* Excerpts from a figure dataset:
"""
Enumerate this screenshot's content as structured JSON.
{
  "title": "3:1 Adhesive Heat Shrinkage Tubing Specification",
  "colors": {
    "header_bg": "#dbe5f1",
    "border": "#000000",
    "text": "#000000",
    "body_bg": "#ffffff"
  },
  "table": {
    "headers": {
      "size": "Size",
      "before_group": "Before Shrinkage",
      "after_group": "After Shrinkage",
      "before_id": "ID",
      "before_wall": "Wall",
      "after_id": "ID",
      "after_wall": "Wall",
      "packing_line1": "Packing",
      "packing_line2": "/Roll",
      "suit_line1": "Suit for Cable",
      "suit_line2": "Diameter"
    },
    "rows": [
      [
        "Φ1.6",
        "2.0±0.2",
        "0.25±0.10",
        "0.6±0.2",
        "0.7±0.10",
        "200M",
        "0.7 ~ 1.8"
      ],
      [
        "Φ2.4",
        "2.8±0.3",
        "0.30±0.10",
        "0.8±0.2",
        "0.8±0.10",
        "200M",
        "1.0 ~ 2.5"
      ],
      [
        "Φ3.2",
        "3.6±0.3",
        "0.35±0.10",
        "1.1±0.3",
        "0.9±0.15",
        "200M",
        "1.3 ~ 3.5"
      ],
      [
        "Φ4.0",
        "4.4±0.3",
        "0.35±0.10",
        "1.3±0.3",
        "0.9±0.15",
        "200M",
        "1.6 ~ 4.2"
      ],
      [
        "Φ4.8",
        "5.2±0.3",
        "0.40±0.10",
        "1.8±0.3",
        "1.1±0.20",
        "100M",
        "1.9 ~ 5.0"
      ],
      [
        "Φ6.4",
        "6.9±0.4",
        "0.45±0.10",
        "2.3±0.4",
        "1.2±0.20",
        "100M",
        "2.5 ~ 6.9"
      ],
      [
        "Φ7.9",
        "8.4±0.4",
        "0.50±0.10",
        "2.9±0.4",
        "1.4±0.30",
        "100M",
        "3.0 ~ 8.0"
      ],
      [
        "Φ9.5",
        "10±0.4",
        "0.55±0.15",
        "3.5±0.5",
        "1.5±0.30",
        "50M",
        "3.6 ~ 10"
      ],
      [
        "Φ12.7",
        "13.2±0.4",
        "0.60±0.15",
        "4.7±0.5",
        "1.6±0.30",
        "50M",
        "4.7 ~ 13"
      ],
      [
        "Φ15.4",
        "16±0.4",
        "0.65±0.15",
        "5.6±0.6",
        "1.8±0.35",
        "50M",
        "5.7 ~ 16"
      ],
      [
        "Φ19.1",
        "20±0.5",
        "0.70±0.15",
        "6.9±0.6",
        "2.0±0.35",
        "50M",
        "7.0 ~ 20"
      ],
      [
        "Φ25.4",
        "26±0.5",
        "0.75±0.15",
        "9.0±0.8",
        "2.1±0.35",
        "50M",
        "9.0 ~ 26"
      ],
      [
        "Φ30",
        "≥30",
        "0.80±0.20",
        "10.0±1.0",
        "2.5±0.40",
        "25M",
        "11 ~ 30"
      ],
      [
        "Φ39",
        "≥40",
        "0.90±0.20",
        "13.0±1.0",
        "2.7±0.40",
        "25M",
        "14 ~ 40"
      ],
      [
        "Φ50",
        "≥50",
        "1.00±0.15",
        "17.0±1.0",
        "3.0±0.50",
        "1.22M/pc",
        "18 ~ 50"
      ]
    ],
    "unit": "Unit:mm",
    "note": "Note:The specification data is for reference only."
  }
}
"""
* STATED PROBLEM: Transcribe every entry word for word.

* FINISHED EXERCISE:
Enumerate this screenshot's content as structured JSON.
{
  "title": "3:1 Adhesive Heat Shrinkage Tubing Specification",
  "colors": {
    "header_bg": "#dbe5f1",
    "border": "#000000",
    "text": "#000000",
    "body_bg": "#ffffff"
  },
  "table": {
    "headers": {
      "size": "Size",
      "before_group": "Before Shrinkage",
      "after_group": "After Shrinkage",
      "before_id": "ID",
      "before_wall": "Wall",
      "after_id": "ID",
      "after_wall": "Wall",
      "packing_line1": "Packing",
      "packing_line2": "/Roll",
      "suit_line1": "Suit for Cable",
      "suit_line2": "Diameter"
    },
    "rows": [
      [
        "Φ1.6",
        "2.0±0.2",
        "0.25±0.10",
        "0.6±0.2",
        "0.7±0.10",
        "200M",
        "0.7 ~ 1.8"
      ],
      [
        "Φ2.4",
        "2.8±0.3",
        "0.30±0.10",
        "0.8±0.2",
        "0.8±0.10",
        "200M",
        "1.0 ~ 2.5"
      ],
      [
        "Φ3.2",
        "3.6±0.3",
        "0.35±0.10",
        "1.1±0.3",
        "0.9±0.15",
        "200M",
        "1.3 ~ 3.5"
      ],
      [
        "Φ4.0",
        "4.4±0.3",
        "0.35±0.10",
        "1.3±0.3",
        "0.9±0.15",
        "200M",
        "1.6 ~ 4.2"
      ],
      [
        "Φ4.8",
        "5.2±0.3",
        "0.40±0.10",
        "1.8±0.3",
        "1.1±0.20",
        "100M",
        "1.9 ~ 5.0"
      ],
      [
        "Φ6.4",
        "6.9±0.4",
        "0.45±0.10",
        "2.3±0.4",
        "1.2±0.20",
        "100M",
        "2.5 ~ 6.9"
      ],
      [
        "Φ7.9",
        "8.4±0.4",
        "0.50±0.10",
        "2.9±0.4",
        "1.4±0.30",
        "100M",
        "3.0 ~ 8.0"
      ],
      [
        "Φ9.5",
        "10±0.4",
        "0.55±0.15",
        "3.5±0.5",
        "1.5±0.30",
        "50M",
        "3.6 ~ 10"
      ],
      [
        "Φ12.7",
        "13.2±0.4",
        "0.60±0.15",
        "4.7±0.5",
        "1.6±0.30",
        "50M",
        "4.7 ~ 13"
      ],
      [
        "Φ15.4",
        "16±0.4",
        "0.65±0.15",
        "5.6±0.6",
        "1.8±0.35",
        "50M",
        "5.7 ~ 16"
      ],
      [
        "Φ19.1",
        "20±0.5",
        "0.70±0.15",
        "6.9±0.6",
        "2.0±0.35",
        "50M",
        "7.0 ~ 20"
      ],
      [
        "Φ25.4",
        "26±0.5",
        "0.75±0.15",
        "9.0±0.8",
        "2.1±0.35",
        "50M",
        "9.0 ~ 26"
      ],
      [
        "Φ30",
        "≥30",
        "0.80±0.20",
        "10.0±1.0",
        "2.5±0.40",
        "25M",
        "11 ~ 30"
      ],
      [
        "Φ39",
        "≥40",
        "0.90±0.20",
        "13.0±1.0",
        "2.7±0.40",
        "25M",
        "14 ~ 40"
      ],
      [
        "Φ50",
        "≥50",
        "1.00±0.15",
        "17.0±1.0",
        "3.0±0.50",
        "1.22M/pc",
        "18 ~ 50"
      ]
    ],
    "unit": "Unit:mm",
    "note": "Note:The specification data is for reference only."
  }
}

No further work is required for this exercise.